Records from a collection of figures

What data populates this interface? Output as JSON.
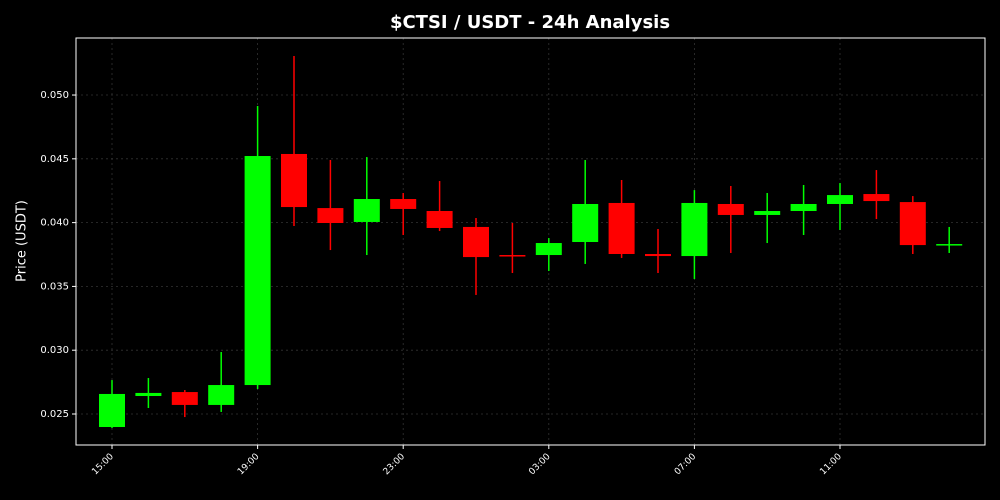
{
  "chart_data": {
    "type": "candlestick",
    "title": "$CTSI / USDT - 24h Analysis",
    "y_label": "Price (USDT)",
    "categories": [
      "15:00",
      null,
      null,
      null,
      "19:00",
      null,
      null,
      null,
      "23:00",
      null,
      null,
      null,
      "03:00",
      null,
      null,
      null,
      "07:00",
      null,
      null,
      null,
      "11:00",
      null,
      null,
      null
    ],
    "open": [
      0.02398,
      0.02641,
      0.02672,
      0.02571,
      0.02727,
      0.04538,
      0.04114,
      0.04005,
      0.04185,
      0.04091,
      0.03966,
      0.03746,
      0.03746,
      0.03848,
      0.04154,
      0.03754,
      0.03738,
      0.04146,
      0.0406,
      0.04091,
      0.04146,
      0.04224,
      0.04161,
      0.03824
    ],
    "high": [
      0.02766,
      0.02782,
      0.02688,
      0.02986,
      0.04914,
      0.05306,
      0.04491,
      0.04514,
      0.04232,
      0.04326,
      0.04036,
      0.03997,
      0.03879,
      0.04491,
      0.04334,
      0.0395,
      0.04255,
      0.04287,
      0.04232,
      0.04295,
      0.0431,
      0.04412,
      0.04208,
      0.03966
    ],
    "low": [
      0.0239,
      0.02547,
      0.02476,
      0.02516,
      0.02696,
      0.03973,
      0.03785,
      0.03746,
      0.03903,
      0.03934,
      0.03433,
      0.03605,
      0.03621,
      0.03676,
      0.03723,
      0.03605,
      0.03558,
      0.03762,
      0.0384,
      0.03903,
      0.03942,
      0.04028,
      0.03754,
      0.03762
    ],
    "close": [
      0.02657,
      0.02665,
      0.02571,
      0.02727,
      0.04522,
      0.04122,
      0.03997,
      0.04185,
      0.04107,
      0.03958,
      0.0373,
      0.03738,
      0.0384,
      0.04146,
      0.03754,
      0.03738,
      0.04154,
      0.0406,
      0.04091,
      0.04146,
      0.04216,
      0.04169,
      0.03824,
      0.03832
    ],
    "up_color": "#00ff00",
    "down_color": "#ff0000",
    "ylim": [
      0.02257,
      0.05447
    ],
    "yticks": [
      0.025,
      {
        "value": 0.03,
        "label": "0.030"
      },
      0.035,
      {
        "value": 0.04,
        "label": "0.040"
      },
      0.045,
      {
        "value": 0.05,
        "label": "0.050"
      }
    ],
    "grid": true
  }
}
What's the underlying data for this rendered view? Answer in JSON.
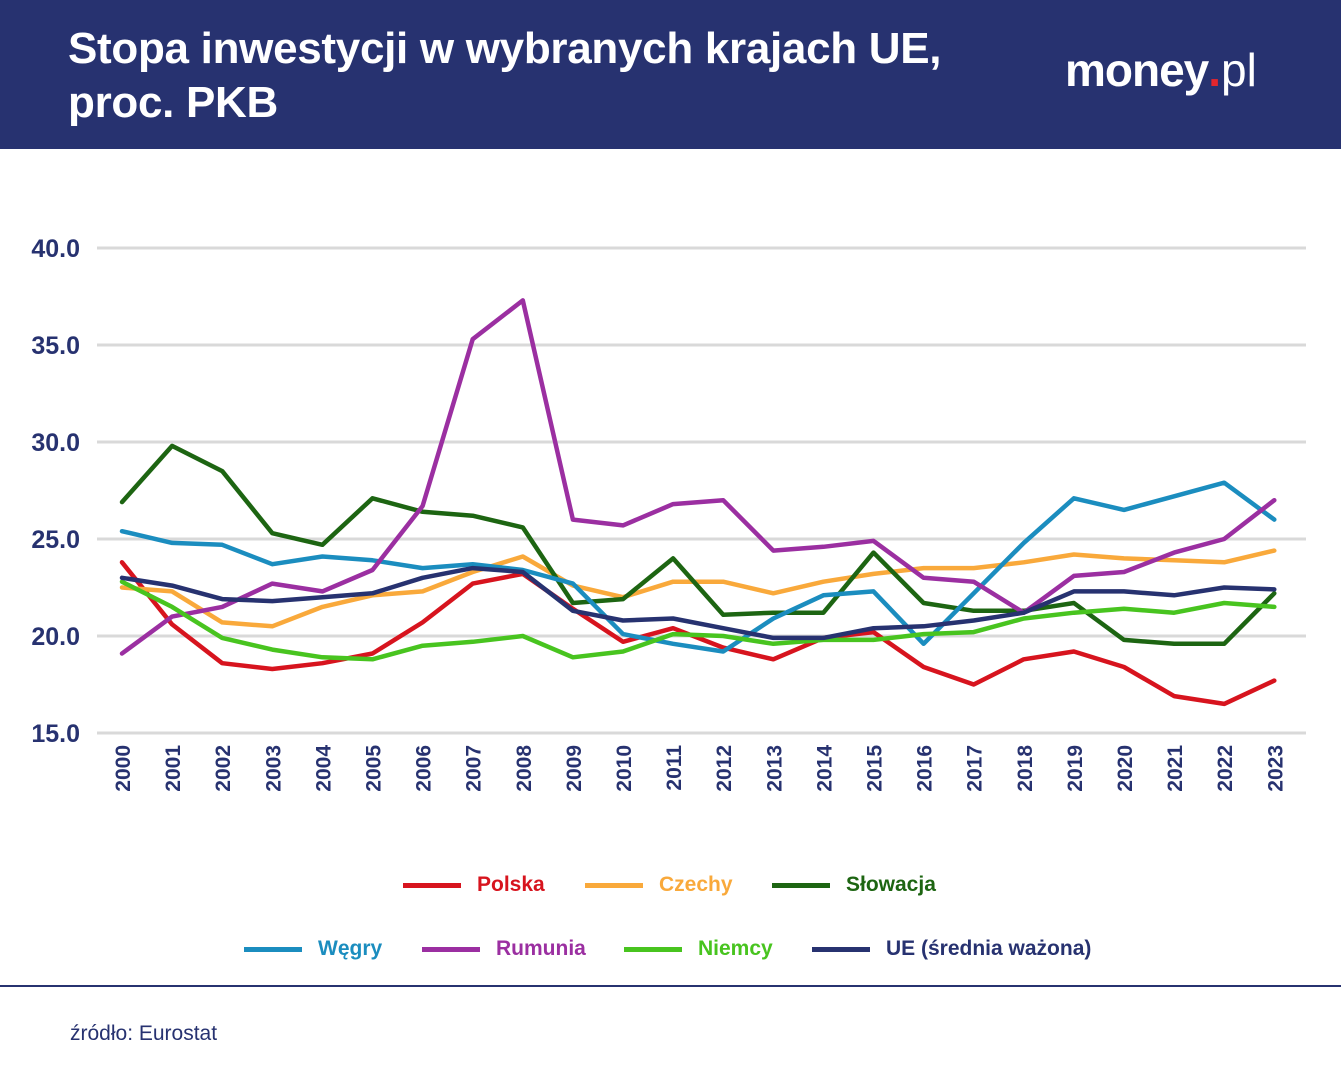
{
  "header": {
    "title_line1": "Stopa inwestycji w wybranych krajach UE,",
    "title_line2": "proc. PKB",
    "logo_brand": "money",
    "logo_dot": ".",
    "logo_tld": "pl"
  },
  "colors": {
    "header_bg": "#273270",
    "grid": "#d9d9d9",
    "axis_text": "#273270"
  },
  "chart_data": {
    "type": "line",
    "title": "Stopa inwestycji w wybranych krajach UE, proc. PKB",
    "xlabel": "",
    "ylabel": "",
    "ylim": [
      15,
      40
    ],
    "y_ticks": [
      "15.0",
      "20.0",
      "25.0",
      "30.0",
      "35.0",
      "40.0"
    ],
    "grid": true,
    "legend_position": "bottom",
    "x": [
      "2000",
      "2001",
      "2002",
      "2003",
      "2004",
      "2005",
      "2006",
      "2007",
      "2008",
      "2009",
      "2010",
      "2011",
      "2012",
      "2013",
      "2014",
      "2015",
      "2016",
      "2017",
      "2018",
      "2019",
      "2020",
      "2021",
      "2022",
      "2023"
    ],
    "series": [
      {
        "name": "Polska",
        "color": "#d7141e",
        "values": [
          23.8,
          20.6,
          18.6,
          18.3,
          18.6,
          19.1,
          20.7,
          22.7,
          23.2,
          21.4,
          19.7,
          20.4,
          19.4,
          18.8,
          19.9,
          20.2,
          18.4,
          17.5,
          18.8,
          19.2,
          18.4,
          16.9,
          16.5,
          17.7
        ]
      },
      {
        "name": "Czechy",
        "color": "#f9a93b",
        "values": [
          22.5,
          22.3,
          20.7,
          20.5,
          21.5,
          22.1,
          22.3,
          23.3,
          24.1,
          22.6,
          22.0,
          22.8,
          22.8,
          22.2,
          22.8,
          23.2,
          23.5,
          23.5,
          23.8,
          24.2,
          24.0,
          23.9,
          23.8,
          24.4
        ]
      },
      {
        "name": "Słowacja",
        "color": "#1d6512",
        "values": [
          26.9,
          29.8,
          28.5,
          25.3,
          24.7,
          27.1,
          26.4,
          26.2,
          25.6,
          21.7,
          21.9,
          24.0,
          21.1,
          21.2,
          21.2,
          24.3,
          21.7,
          21.3,
          21.3,
          21.7,
          19.8,
          19.6,
          19.6,
          22.2
        ]
      },
      {
        "name": "Węgry",
        "color": "#1b8dbf",
        "values": [
          25.4,
          24.8,
          24.7,
          23.7,
          24.1,
          23.9,
          23.5,
          23.7,
          23.4,
          22.7,
          20.1,
          19.6,
          19.2,
          20.9,
          22.1,
          22.3,
          19.6,
          22.2,
          24.8,
          27.1,
          26.5,
          27.2,
          27.9,
          26.0
        ]
      },
      {
        "name": "Rumunia",
        "color": "#9b2fa1",
        "values": [
          19.1,
          21.0,
          21.5,
          22.7,
          22.3,
          23.4,
          26.7,
          35.3,
          37.3,
          26.0,
          25.7,
          26.8,
          27.0,
          24.4,
          24.6,
          24.9,
          23.0,
          22.8,
          21.2,
          23.1,
          23.3,
          24.3,
          25.0,
          27.0
        ]
      },
      {
        "name": "Niemcy",
        "color": "#48c41f",
        "values": [
          22.8,
          21.5,
          19.9,
          19.3,
          18.9,
          18.8,
          19.5,
          19.7,
          20.0,
          18.9,
          19.2,
          20.1,
          20.0,
          19.6,
          19.8,
          19.8,
          20.1,
          20.2,
          20.9,
          21.2,
          21.4,
          21.2,
          21.7,
          21.5
        ]
      },
      {
        "name": "UE (średnia ważona)",
        "color": "#273270",
        "values": [
          23.0,
          22.6,
          21.9,
          21.8,
          22.0,
          22.2,
          23.0,
          23.5,
          23.3,
          21.3,
          20.8,
          20.9,
          20.4,
          19.9,
          19.9,
          20.4,
          20.5,
          20.8,
          21.2,
          22.3,
          22.3,
          22.1,
          22.5,
          22.4
        ]
      }
    ]
  },
  "footer": {
    "source": "źródło: Eurostat"
  }
}
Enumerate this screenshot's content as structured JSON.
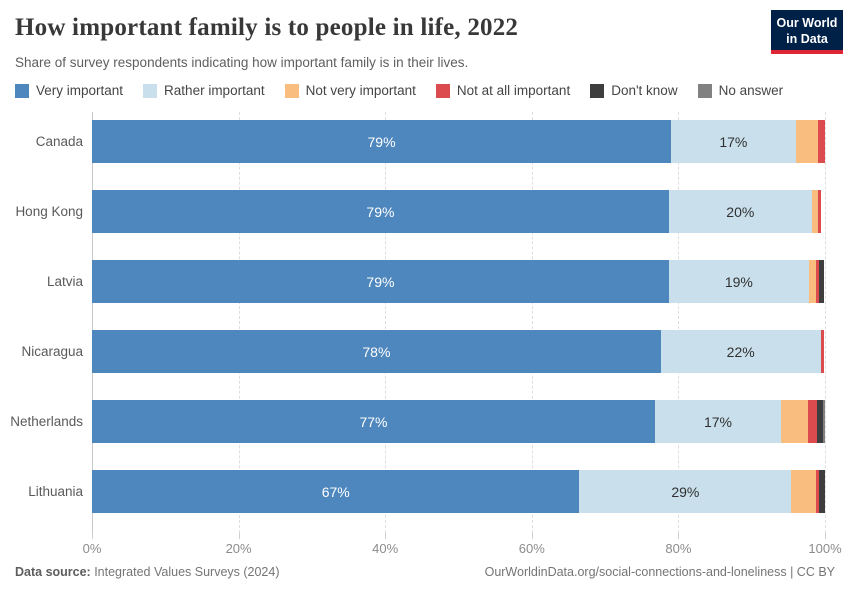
{
  "header": {
    "title": "How important family is to people in life, 2022",
    "subtitle": "Share of survey respondents indicating how important family is in their lives."
  },
  "logo": {
    "line1": "Our World",
    "line2": "in Data",
    "bg_color": "#002147",
    "accent_color": "#dc2636"
  },
  "legend": [
    {
      "label": "Very important",
      "color": "#4e87be"
    },
    {
      "label": "Rather important",
      "color": "#c9e0ec"
    },
    {
      "label": "Not very important",
      "color": "#fabd80"
    },
    {
      "label": "Not at all important",
      "color": "#dc4b4e"
    },
    {
      "label": "Don't know",
      "color": "#3e3e3e"
    },
    {
      "label": "No answer",
      "color": "#818181"
    }
  ],
  "chart_data": {
    "type": "bar",
    "variant": "horizontal-stacked",
    "title": "How important family is to people in life, 2022",
    "xlabel": "",
    "ylabel": "",
    "xlim": [
      0,
      100
    ],
    "unit": "%",
    "grid": "vertical-dashed",
    "legend_position": "top",
    "categories": [
      "Canada",
      "Hong Kong",
      "Latvia",
      "Nicaragua",
      "Netherlands",
      "Lithuania"
    ],
    "x_ticks": [
      {
        "label": "0%",
        "pct": 0
      },
      {
        "label": "20%",
        "pct": 20
      },
      {
        "label": "40%",
        "pct": 40
      },
      {
        "label": "60%",
        "pct": 60
      },
      {
        "label": "80%",
        "pct": 80
      },
      {
        "label": "100%",
        "pct": 100
      }
    ],
    "rows": [
      {
        "country": "Canada",
        "segments": [
          {
            "name": "Very important",
            "value": 79.0,
            "label": "79%"
          },
          {
            "name": "Rather important",
            "value": 17.0,
            "label": "17%"
          },
          {
            "name": "Not very important",
            "value": 3.0,
            "label": ""
          },
          {
            "name": "Not at all important",
            "value": 1.0,
            "label": ""
          },
          {
            "name": "Don't know",
            "value": 0,
            "label": ""
          },
          {
            "name": "No answer",
            "value": 0,
            "label": ""
          }
        ]
      },
      {
        "country": "Hong Kong",
        "segments": [
          {
            "name": "Very important",
            "value": 78.7,
            "label": "79%"
          },
          {
            "name": "Rather important",
            "value": 19.5,
            "label": "20%"
          },
          {
            "name": "Not very important",
            "value": 0.8,
            "label": ""
          },
          {
            "name": "Not at all important",
            "value": 0.4,
            "label": ""
          },
          {
            "name": "Don't know",
            "value": 0,
            "label": ""
          },
          {
            "name": "No answer",
            "value": 0,
            "label": ""
          }
        ]
      },
      {
        "country": "Latvia",
        "segments": [
          {
            "name": "Very important",
            "value": 78.7,
            "label": "79%"
          },
          {
            "name": "Rather important",
            "value": 19.1,
            "label": "19%"
          },
          {
            "name": "Not very important",
            "value": 1.0,
            "label": ""
          },
          {
            "name": "Not at all important",
            "value": 0.4,
            "label": ""
          },
          {
            "name": "Don't know",
            "value": 0.7,
            "label": ""
          },
          {
            "name": "No answer",
            "value": 0,
            "label": ""
          }
        ]
      },
      {
        "country": "Nicaragua",
        "segments": [
          {
            "name": "Very important",
            "value": 77.6,
            "label": "78%"
          },
          {
            "name": "Rather important",
            "value": 21.8,
            "label": "22%"
          },
          {
            "name": "Not very important",
            "value": 0,
            "label": ""
          },
          {
            "name": "Not at all important",
            "value": 0.4,
            "label": ""
          },
          {
            "name": "Don't know",
            "value": 0,
            "label": ""
          },
          {
            "name": "No answer",
            "value": 0,
            "label": ""
          }
        ]
      },
      {
        "country": "Netherlands",
        "segments": [
          {
            "name": "Very important",
            "value": 76.8,
            "label": "77%"
          },
          {
            "name": "Rather important",
            "value": 17.2,
            "label": "17%"
          },
          {
            "name": "Not very important",
            "value": 3.7,
            "label": ""
          },
          {
            "name": "Not at all important",
            "value": 1.2,
            "label": ""
          },
          {
            "name": "Don't know",
            "value": 0.8,
            "label": ""
          },
          {
            "name": "No answer",
            "value": 0.3,
            "label": ""
          }
        ]
      },
      {
        "country": "Lithuania",
        "segments": [
          {
            "name": "Very important",
            "value": 66.5,
            "label": "67%"
          },
          {
            "name": "Rather important",
            "value": 28.9,
            "label": "29%"
          },
          {
            "name": "Not very important",
            "value": 3.4,
            "label": ""
          },
          {
            "name": "Not at all important",
            "value": 0.4,
            "label": ""
          },
          {
            "name": "Don't know",
            "value": 0.8,
            "label": ""
          },
          {
            "name": "No answer",
            "value": 0,
            "label": ""
          }
        ]
      }
    ]
  },
  "footer": {
    "source_label": "Data source:",
    "source_value": " Integrated Values Surveys (2024)",
    "rights": "OurWorldinData.org/social-connections-and-loneliness | CC BY"
  }
}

▸ **WORK REQUIRED**: Pick out the lines above containing the word "JSON", then copy them.

▸ **SOLUTION TO THE PROBLEM**:
What data populates this interface? Output as JSON.
What's the underlying data for this rendered view? Answer in JSON.
Enumerate this screenshot's content as structured JSON.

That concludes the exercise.